> _STORED RECORDS_
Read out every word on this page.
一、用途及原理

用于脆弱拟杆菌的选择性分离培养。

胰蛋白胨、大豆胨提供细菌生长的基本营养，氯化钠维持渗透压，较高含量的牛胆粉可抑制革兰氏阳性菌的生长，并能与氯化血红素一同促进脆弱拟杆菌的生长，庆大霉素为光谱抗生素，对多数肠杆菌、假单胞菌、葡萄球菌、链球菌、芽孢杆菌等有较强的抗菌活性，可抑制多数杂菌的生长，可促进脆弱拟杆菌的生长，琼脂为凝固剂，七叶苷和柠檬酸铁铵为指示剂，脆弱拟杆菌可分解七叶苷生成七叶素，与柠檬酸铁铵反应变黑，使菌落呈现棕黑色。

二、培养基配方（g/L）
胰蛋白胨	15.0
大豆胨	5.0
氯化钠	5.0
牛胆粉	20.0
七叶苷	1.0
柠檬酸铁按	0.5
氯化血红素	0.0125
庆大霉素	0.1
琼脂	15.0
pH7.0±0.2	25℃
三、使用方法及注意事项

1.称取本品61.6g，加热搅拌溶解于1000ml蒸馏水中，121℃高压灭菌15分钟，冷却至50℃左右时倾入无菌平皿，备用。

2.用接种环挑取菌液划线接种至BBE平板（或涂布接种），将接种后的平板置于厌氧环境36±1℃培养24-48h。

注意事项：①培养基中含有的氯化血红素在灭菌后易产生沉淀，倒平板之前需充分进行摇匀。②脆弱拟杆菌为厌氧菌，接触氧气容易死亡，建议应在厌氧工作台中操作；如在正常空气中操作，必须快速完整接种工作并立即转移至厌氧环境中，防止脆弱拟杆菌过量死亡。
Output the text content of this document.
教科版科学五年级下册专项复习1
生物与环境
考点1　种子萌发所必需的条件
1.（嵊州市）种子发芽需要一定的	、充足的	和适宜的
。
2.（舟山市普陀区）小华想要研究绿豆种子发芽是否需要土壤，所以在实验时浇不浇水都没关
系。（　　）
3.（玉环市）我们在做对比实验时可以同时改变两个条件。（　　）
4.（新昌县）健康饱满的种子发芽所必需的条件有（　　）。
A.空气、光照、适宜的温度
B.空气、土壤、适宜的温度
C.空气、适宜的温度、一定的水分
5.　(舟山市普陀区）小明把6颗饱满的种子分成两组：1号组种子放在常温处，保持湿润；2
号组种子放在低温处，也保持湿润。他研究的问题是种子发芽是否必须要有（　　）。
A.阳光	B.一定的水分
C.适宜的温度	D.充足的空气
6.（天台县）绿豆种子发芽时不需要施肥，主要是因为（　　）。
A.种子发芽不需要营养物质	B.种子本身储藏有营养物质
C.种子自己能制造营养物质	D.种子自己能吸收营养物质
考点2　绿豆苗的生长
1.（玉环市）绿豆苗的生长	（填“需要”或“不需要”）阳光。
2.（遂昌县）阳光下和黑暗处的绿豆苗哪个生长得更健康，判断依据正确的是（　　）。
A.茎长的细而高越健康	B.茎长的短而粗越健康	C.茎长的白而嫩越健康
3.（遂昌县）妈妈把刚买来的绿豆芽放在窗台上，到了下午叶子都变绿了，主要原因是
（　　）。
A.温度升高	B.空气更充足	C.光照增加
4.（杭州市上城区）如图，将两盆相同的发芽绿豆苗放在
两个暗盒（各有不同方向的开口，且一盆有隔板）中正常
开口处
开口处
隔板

> _TASK TO COMPLETE_
All of the entries must be written out exactly as they stand.

> _WRITTEN RESPONSE_
Read out every word on this page.
一、用途及原理

用于脆弱拟杆菌的选择性分离培养。

胰蛋白胨、大豆胨提供细菌生长的基本营养，氯化钠维持渗透压，较高含量的牛胆粉可抑制革兰氏阳性菌的生长，并能与氯化血红素一同促进脆弱拟杆菌的生长，庆大霉素为光谱抗生素，对多数肠杆菌、假单胞菌、葡萄球菌、链球菌、芽孢杆菌等有较强的抗菌活性，可抑制多数杂菌的生长，可促进脆弱拟杆菌的生长，琼脂为凝固剂，七叶苷和柠檬酸铁铵为指示剂，脆弱拟杆菌可分解七叶苷生成七叶素，与柠檬酸铁铵反应变黑，使菌落呈现棕黑色。

二、培养基配方（g/L）
胰蛋白胨	15.0
大豆胨	5.0
氯化钠	5.0
牛胆粉	20.0
七叶苷	1.0
柠檬酸铁按	0.5
氯化血红素	0.0125
庆大霉素	0.1
琼脂	15.0
pH7.0±0.2	25℃
三、使用方法及注意事项

1.称取本品61.6g，加热搅拌溶解于1000ml蒸馏水中，121℃高压灭菌15分钟，冷却至50℃左右时倾入无菌平皿，备用。

2.用接种环挑取菌液划线接种至BBE平板（或涂布接种），将接种后的平板置于厌氧环境36±1℃培养24-48h。

注意事项：①培养基中含有的氯化血红素在灭菌后易产生沉淀，倒平板之前需充分进行摇匀。②脆弱拟杆菌为厌氧菌，接触氧气容易死亡，建议应在厌氧工作台中操作；如在正常空气中操作，必须快速完整接种工作并立即转移至厌氧环境中，防止脆弱拟杆菌过量死亡。
Output the text content of this document.
教科版科学五年级下册专项复习1
生物与环境
考点1　种子萌发所必需的条件
1.（嵊州市）种子发芽需要一定的	、充足的	和适宜的
。
2.（舟山市普陀区）小华想要研究绿豆种子发芽是否需要土壤，所以在实验时浇不浇水都没关
系。（　　）
3.（玉环市）我们在做对比实验时可以同时改变两个条件。（　　）
4.（新昌县）健康饱满的种子发芽所必需的条件有（　　）。
A.空气、光照、适宜的温度
B.空气、土壤、适宜的温度
C.空气、适宜的温度、一定的水分
5.　(舟山市普陀区）小明把6颗饱满的种子分成两组：1号组种子放在常温处，保持湿润；2
号组种子放在低温处，也保持湿润。他研究的问题是种子发芽是否必须要有（　　）。
A.阳光	B.一定的水分
C.适宜的温度	D.充足的空气
6.（天台县）绿豆种子发芽时不需要施肥，主要是因为（　　）。
A.种子发芽不需要营养物质	B.种子本身储藏有营养物质
C.种子自己能制造营养物质	D.种子自己能吸收营养物质
考点2　绿豆苗的生长
1.（玉环市）绿豆苗的生长	（填“需要”或“不需要”）阳光。
2.（遂昌县）阳光下和黑暗处的绿豆苗哪个生长得更健康，判断依据正确的是（　　）。
A.茎长的细而高越健康	B.茎长的短而粗越健康	C.茎长的白而嫩越健康
3.（遂昌县）妈妈把刚买来的绿豆芽放在窗台上，到了下午叶子都变绿了，主要原因是
（　　）。
A.温度升高	B.空气更充足	C.光照增加
4.（杭州市上城区）如图，将两盆相同的发芽绿豆苗放在
两个暗盒（各有不同方向的开口，且一盆有隔板）中正常
开口处
开口处
隔板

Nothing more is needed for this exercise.